• [Work to be completed]: Extract from the listing each line in which the word "Metal" appears.

Some records
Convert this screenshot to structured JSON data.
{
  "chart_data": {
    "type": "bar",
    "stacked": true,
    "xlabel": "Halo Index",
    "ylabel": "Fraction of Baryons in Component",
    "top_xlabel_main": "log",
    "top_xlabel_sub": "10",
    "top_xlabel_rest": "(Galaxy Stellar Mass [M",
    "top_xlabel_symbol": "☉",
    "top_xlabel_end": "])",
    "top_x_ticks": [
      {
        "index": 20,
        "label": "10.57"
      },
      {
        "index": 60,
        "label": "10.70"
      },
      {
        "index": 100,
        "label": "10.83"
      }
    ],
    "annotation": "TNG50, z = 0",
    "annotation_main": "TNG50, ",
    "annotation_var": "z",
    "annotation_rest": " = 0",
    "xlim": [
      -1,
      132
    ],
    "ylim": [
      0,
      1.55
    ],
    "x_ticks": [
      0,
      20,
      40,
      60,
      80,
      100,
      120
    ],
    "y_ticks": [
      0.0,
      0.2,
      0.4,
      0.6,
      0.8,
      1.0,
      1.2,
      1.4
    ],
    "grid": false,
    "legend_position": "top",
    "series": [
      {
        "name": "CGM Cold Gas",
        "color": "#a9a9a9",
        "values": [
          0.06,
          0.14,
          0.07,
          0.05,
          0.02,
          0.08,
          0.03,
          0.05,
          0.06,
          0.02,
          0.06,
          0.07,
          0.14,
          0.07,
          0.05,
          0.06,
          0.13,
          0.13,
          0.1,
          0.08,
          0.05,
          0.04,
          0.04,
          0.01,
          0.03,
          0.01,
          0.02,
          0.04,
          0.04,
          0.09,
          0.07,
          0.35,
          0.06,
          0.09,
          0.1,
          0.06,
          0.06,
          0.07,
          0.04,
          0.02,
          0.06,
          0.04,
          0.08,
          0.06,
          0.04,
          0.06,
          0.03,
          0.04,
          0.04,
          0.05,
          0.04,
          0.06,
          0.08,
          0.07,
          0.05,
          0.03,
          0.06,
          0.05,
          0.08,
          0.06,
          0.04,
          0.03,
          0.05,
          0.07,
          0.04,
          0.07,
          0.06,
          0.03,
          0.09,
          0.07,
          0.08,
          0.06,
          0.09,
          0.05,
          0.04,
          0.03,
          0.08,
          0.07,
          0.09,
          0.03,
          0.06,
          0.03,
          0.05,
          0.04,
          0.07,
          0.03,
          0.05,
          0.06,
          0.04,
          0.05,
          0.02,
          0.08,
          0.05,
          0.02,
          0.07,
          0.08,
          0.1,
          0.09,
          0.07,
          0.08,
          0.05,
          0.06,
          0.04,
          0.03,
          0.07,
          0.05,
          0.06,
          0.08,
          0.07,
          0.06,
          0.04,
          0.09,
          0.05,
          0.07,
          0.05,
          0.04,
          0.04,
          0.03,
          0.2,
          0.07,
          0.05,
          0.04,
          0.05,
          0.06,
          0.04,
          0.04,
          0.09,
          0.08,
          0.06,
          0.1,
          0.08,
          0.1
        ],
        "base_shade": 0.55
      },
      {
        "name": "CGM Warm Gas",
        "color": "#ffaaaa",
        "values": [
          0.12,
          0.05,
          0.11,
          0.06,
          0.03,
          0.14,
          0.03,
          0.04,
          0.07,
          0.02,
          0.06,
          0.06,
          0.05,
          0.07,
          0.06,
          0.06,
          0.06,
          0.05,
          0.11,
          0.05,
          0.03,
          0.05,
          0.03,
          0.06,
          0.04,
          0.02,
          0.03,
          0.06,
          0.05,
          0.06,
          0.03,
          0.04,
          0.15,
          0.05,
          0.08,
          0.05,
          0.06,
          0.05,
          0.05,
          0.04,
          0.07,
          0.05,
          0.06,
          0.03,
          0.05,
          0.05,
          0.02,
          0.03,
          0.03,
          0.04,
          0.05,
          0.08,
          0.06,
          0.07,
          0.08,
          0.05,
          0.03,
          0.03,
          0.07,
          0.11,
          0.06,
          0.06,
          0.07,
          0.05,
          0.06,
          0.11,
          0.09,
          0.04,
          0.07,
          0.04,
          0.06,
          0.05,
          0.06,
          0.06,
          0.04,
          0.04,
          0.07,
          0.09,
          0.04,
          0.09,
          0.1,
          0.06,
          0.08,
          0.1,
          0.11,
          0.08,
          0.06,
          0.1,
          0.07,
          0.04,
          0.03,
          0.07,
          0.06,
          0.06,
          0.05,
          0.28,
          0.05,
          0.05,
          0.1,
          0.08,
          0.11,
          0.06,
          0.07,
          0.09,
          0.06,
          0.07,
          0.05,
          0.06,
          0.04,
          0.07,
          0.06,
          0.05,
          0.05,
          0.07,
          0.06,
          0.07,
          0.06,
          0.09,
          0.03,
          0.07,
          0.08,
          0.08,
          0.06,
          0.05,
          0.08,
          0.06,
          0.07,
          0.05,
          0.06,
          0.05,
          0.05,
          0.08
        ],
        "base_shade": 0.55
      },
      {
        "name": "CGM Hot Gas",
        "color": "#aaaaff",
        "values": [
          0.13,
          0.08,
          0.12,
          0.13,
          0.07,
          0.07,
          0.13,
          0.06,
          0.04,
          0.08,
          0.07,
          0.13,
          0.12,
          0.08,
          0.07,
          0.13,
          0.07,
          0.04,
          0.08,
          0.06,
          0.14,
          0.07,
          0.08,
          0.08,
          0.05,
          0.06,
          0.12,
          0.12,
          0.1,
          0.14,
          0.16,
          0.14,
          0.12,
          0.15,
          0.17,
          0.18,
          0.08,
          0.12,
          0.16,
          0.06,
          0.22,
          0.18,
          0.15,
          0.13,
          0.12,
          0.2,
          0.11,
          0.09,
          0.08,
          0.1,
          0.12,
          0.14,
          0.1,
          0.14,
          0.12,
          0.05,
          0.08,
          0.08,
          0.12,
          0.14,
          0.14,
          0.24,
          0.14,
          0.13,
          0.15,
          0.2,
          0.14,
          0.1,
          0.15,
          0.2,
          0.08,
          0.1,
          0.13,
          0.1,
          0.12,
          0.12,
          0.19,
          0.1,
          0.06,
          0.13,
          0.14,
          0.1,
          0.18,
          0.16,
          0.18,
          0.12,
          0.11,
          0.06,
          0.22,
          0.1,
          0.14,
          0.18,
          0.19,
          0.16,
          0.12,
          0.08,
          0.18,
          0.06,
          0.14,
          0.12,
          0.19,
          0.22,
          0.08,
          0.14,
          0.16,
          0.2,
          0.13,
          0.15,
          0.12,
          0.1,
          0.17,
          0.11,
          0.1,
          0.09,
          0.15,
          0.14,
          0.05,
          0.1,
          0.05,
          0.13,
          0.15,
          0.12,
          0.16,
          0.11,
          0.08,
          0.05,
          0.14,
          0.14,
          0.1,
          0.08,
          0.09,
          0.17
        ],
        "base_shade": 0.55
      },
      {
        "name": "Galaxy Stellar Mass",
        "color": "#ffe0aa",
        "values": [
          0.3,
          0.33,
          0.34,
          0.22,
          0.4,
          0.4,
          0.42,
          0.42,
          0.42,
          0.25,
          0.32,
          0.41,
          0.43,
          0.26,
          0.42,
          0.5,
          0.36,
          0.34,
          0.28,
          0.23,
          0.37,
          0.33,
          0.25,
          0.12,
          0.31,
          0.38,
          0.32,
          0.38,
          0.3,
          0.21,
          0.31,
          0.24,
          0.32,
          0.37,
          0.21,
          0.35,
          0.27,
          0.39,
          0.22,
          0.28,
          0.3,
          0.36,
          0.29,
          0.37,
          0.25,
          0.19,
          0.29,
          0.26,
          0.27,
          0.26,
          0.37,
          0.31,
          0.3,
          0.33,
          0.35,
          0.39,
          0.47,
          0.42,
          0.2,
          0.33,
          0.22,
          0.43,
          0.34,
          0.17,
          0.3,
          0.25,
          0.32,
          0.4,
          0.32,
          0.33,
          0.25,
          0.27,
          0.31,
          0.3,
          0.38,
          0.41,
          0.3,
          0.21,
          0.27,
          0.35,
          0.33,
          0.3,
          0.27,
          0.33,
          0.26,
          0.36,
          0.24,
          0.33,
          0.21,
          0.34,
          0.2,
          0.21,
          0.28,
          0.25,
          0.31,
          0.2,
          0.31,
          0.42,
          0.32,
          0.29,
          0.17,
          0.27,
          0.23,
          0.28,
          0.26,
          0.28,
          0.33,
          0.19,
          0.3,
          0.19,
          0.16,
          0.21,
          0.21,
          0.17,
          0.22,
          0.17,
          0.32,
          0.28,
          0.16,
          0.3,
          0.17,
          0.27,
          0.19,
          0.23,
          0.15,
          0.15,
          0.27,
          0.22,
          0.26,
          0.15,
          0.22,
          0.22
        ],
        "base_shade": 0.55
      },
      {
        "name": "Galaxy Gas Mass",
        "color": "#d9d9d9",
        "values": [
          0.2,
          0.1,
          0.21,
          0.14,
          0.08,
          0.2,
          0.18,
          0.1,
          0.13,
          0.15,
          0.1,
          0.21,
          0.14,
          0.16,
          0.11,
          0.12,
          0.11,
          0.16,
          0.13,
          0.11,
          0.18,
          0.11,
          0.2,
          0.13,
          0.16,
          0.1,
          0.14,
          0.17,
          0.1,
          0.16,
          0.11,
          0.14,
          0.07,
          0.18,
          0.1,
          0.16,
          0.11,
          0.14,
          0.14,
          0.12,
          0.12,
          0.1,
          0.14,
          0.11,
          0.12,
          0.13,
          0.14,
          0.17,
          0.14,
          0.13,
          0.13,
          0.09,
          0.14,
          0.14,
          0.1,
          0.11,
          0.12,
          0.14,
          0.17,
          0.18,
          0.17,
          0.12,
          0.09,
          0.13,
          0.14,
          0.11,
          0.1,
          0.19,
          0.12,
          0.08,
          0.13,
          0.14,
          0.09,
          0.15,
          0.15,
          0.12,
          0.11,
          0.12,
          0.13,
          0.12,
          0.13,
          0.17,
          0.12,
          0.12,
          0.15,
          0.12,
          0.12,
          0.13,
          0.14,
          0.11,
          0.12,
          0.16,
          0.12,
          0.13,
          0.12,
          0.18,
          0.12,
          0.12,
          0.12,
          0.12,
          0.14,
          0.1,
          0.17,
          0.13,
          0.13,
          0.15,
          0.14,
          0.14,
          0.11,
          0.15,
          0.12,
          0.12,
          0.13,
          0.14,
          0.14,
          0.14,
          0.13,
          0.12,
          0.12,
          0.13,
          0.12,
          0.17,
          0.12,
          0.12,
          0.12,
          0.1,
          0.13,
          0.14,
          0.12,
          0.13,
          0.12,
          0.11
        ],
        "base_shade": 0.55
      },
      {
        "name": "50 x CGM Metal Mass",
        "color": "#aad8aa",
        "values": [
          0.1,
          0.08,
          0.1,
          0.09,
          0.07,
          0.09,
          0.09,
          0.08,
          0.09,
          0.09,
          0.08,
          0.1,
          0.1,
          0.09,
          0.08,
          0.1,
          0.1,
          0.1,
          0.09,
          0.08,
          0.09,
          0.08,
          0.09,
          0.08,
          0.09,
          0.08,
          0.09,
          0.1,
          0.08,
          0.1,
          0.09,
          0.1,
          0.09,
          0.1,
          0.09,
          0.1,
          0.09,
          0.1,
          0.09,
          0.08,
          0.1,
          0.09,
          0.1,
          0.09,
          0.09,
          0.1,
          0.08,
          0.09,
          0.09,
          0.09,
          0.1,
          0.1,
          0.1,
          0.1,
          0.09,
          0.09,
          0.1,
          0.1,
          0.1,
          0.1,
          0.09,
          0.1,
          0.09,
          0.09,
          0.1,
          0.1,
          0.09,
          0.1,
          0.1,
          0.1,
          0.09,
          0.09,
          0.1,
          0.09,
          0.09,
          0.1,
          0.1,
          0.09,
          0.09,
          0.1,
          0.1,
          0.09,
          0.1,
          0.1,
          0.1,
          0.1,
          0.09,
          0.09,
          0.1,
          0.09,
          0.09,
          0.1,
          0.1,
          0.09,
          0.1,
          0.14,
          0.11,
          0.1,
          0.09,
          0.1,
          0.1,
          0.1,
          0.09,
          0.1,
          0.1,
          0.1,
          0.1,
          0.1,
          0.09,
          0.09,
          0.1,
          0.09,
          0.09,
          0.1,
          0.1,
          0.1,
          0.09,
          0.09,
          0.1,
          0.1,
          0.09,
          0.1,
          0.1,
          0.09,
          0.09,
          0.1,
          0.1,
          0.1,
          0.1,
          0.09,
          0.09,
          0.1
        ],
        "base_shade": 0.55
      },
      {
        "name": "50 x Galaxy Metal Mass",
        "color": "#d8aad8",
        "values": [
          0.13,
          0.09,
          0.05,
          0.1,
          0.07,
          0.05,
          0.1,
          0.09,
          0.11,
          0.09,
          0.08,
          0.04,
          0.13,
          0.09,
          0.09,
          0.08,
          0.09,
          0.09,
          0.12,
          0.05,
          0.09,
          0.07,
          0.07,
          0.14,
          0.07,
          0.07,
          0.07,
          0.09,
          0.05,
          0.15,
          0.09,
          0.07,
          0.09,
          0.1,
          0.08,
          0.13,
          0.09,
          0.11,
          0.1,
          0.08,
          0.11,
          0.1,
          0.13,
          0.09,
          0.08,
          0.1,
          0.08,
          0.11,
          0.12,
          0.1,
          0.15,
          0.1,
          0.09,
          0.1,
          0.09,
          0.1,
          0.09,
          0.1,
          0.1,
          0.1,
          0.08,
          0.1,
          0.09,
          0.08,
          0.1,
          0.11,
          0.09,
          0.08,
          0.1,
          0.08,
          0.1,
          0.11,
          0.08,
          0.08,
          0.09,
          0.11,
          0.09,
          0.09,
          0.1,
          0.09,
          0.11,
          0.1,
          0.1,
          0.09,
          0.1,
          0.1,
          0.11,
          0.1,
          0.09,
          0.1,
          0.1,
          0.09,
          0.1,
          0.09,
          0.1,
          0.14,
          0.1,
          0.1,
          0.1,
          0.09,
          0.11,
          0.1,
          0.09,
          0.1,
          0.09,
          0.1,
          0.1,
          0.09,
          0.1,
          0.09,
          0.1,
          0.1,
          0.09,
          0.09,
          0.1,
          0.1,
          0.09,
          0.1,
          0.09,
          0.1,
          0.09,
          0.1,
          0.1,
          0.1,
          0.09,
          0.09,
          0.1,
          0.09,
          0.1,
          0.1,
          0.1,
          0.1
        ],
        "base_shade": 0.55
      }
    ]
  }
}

• [Correct response]:
        "name": "50 x CGM Metal Mass",
        "name": "50 x Galaxy Metal Mass",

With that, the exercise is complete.